Nothing in the records may be left out or altered; reproduce them all exactly.

***** Provided records

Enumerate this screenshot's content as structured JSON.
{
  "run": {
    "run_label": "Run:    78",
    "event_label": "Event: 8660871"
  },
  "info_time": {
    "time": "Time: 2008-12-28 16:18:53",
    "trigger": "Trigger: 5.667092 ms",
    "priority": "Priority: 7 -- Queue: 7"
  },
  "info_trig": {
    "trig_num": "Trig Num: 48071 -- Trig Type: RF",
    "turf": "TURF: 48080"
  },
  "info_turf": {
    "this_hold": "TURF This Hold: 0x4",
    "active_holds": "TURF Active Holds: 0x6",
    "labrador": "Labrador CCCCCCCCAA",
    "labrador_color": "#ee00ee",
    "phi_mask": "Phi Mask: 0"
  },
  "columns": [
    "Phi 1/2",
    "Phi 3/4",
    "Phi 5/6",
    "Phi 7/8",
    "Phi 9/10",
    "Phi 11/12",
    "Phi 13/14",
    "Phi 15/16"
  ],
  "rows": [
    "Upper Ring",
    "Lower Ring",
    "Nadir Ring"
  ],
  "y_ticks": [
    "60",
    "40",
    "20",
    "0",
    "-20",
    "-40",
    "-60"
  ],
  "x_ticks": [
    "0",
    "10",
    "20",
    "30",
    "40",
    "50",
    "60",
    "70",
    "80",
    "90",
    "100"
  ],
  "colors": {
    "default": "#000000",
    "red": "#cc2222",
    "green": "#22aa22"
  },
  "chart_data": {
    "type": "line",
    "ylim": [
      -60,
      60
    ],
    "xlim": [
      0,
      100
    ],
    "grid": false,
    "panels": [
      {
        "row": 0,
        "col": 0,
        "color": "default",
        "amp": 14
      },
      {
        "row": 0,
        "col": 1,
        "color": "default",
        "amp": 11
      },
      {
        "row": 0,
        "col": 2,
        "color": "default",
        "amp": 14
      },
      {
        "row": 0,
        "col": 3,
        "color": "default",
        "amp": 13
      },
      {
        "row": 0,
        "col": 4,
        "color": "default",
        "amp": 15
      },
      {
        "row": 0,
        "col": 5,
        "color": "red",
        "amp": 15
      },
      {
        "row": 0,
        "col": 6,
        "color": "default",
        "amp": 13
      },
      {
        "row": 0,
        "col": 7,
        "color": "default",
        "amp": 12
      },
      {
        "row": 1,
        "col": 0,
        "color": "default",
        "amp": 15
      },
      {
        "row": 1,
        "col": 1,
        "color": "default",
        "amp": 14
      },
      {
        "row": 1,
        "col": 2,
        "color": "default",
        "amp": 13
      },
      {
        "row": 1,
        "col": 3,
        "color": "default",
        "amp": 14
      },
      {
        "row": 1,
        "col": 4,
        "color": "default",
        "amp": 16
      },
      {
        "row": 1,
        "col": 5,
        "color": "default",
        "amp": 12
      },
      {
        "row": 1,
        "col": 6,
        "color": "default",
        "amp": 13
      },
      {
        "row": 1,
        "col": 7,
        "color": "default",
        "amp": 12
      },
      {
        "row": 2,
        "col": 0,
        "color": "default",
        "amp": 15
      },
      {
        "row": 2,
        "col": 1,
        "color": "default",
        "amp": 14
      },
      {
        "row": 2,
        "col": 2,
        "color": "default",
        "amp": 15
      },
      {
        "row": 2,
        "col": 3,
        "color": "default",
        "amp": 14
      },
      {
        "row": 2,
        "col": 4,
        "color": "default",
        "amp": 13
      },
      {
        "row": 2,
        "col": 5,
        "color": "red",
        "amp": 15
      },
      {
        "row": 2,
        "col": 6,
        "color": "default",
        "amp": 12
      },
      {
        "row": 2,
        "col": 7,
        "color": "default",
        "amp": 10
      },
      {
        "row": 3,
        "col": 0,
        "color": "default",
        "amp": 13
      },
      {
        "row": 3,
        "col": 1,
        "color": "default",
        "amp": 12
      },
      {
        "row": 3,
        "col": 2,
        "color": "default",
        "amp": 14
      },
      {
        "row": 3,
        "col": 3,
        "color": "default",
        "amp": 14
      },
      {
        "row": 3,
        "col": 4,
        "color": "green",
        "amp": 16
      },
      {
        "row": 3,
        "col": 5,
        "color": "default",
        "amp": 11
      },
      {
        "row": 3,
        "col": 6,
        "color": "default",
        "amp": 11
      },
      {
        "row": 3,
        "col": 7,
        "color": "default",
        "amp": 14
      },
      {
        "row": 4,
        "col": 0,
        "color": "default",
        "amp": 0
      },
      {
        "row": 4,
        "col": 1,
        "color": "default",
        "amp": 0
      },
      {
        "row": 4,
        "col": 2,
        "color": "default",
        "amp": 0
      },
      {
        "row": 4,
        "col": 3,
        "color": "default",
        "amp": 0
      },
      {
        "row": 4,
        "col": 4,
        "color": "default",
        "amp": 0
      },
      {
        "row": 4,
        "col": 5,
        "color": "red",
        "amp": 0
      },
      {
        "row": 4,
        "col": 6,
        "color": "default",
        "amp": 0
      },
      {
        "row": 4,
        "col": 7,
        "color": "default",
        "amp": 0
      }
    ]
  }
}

**********

Task output -
Enumerate this screenshot's content as structured JSON.
{
  "run": {
    "run_label": "Run:    78",
    "event_label": "Event: 8660871"
  },
  "info_time": {
    "time": "Time: 2008-12-28 16:18:53",
    "trigger": "Trigger: 5.667092 ms",
    "priority": "Priority: 7 -- Queue: 7"
  },
  "info_trig": {
    "trig_num": "Trig Num: 48071 -- Trig Type: RF",
    "turf": "TURF: 48080"
  },
  "info_turf": {
    "this_hold": "TURF This Hold: 0x4",
    "active_holds": "TURF Active Holds: 0x6",
    "labrador": "Labrador CCCCCCCCAA",
    "labrador_color": "#ee00ee",
    "phi_mask": "Phi Mask: 0"
  },
  "columns": [
    "Phi 1/2",
    "Phi 3/4",
    "Phi 5/6",
    "Phi 7/8",
    "Phi 9/10",
    "Phi 11/12",
    "Phi 13/14",
    "Phi 15/16"
  ],
  "rows": [
    "Upper Ring",
    "Lower Ring",
    "Nadir Ring"
  ],
  "y_ticks": [
    "60",
    "40",
    "20",
    "0",
    "-20",
    "-40",
    "-60"
  ],
  "x_ticks": [
    "0",
    "10",
    "20",
    "30",
    "40",
    "50",
    "60",
    "70",
    "80",
    "90",
    "100"
  ],
  "colors": {
    "default": "#000000",
    "red": "#cc2222",
    "green": "#22aa22"
  },
  "chart_data": {
    "type": "line",
    "ylim": [
      -60,
      60
    ],
    "xlim": [
      0,
      100
    ],
    "grid": false,
    "panels": [
      {
        "row": 0,
        "col": 0,
        "color": "default",
        "amp": 14
      },
      {
        "row": 0,
        "col": 1,
        "color": "default",
        "amp": 11
      },
      {
        "row": 0,
        "col": 2,
        "color": "default",
        "amp": 14
      },
      {
        "row": 0,
        "col": 3,
        "color": "default",
        "amp": 13
      },
      {
        "row": 0,
        "col": 4,
        "color": "default",
        "amp": 15
      },
      {
        "row": 0,
        "col": 5,
        "color": "red",
        "amp": 15
      },
      {
        "row": 0,
        "col": 6,
        "color": "default",
        "amp": 13
      },
      {
        "row": 0,
        "col": 7,
        "color": "default",
        "amp": 12
      },
      {
        "row": 1,
        "col": 0,
        "color": "default",
        "amp": 15
      },
      {
        "row": 1,
        "col": 1,
        "color": "default",
        "amp": 14
      },
      {
        "row": 1,
        "col": 2,
        "color": "default",
        "amp": 13
      },
      {
        "row": 1,
        "col": 3,
        "color": "default",
        "amp": 14
      },
      {
        "row": 1,
        "col": 4,
        "color": "default",
        "amp": 16
      },
      {
        "row": 1,
        "col": 5,
        "color": "default",
        "amp": 12
      },
      {
        "row": 1,
        "col": 6,
        "color": "default",
        "amp": 13
      },
      {
        "row": 1,
        "col": 7,
        "color": "default",
        "amp": 12
      },
      {
        "row": 2,
        "col": 0,
        "color": "default",
        "amp": 15
      },
      {
        "row": 2,
        "col": 1,
        "color": "default",
        "amp": 14
      },
      {
        "row": 2,
        "col": 2,
        "color": "default",
        "amp": 15
      },
      {
        "row": 2,
        "col": 3,
        "color": "default",
        "amp": 14
      },
      {
        "row": 2,
        "col": 4,
        "color": "default",
        "amp": 13
      },
      {
        "row": 2,
        "col": 5,
        "color": "red",
        "amp": 15
      },
      {
        "row": 2,
        "col": 6,
        "color": "default",
        "amp": 12
      },
      {
        "row": 2,
        "col": 7,
        "color": "default",
        "amp": 10
      },
      {
        "row": 3,
        "col": 0,
        "color": "default",
        "amp": 13
      },
      {
        "row": 3,
        "col": 1,
        "color": "default",
        "amp": 12
      },
      {
        "row": 3,
        "col": 2,
        "color": "default",
        "amp": 14
      },
      {
        "row": 3,
        "col": 3,
        "color": "default",
        "amp": 14
      },
      {
        "row": 3,
        "col": 4,
        "color": "green",
        "amp": 16
      },
      {
        "row": 3,
        "col": 5,
        "color": "default",
        "amp": 11
      },
      {
        "row": 3,
        "col": 6,
        "color": "default",
        "amp": 11
      },
      {
        "row": 3,
        "col": 7,
        "color": "default",
        "amp": 14
      },
      {
        "row": 4,
        "col": 0,
        "color": "default",
        "amp": 0
      },
      {
        "row": 4,
        "col": 1,
        "color": "default",
        "amp": 0
      },
      {
        "row": 4,
        "col": 2,
        "color": "default",
        "amp": 0
      },
      {
        "row": 4,
        "col": 3,
        "color": "default",
        "amp": 0
      },
      {
        "row": 4,
        "col": 4,
        "color": "default",
        "amp": 0
      },
      {
        "row": 4,
        "col": 5,
        "color": "red",
        "amp": 0
      },
      {
        "row": 4,
        "col": 6,
        "color": "default",
        "amp": 0
      },
      {
        "row": 4,
        "col": 7,
        "color": "default",
        "amp": 0
      }
    ]
  }
}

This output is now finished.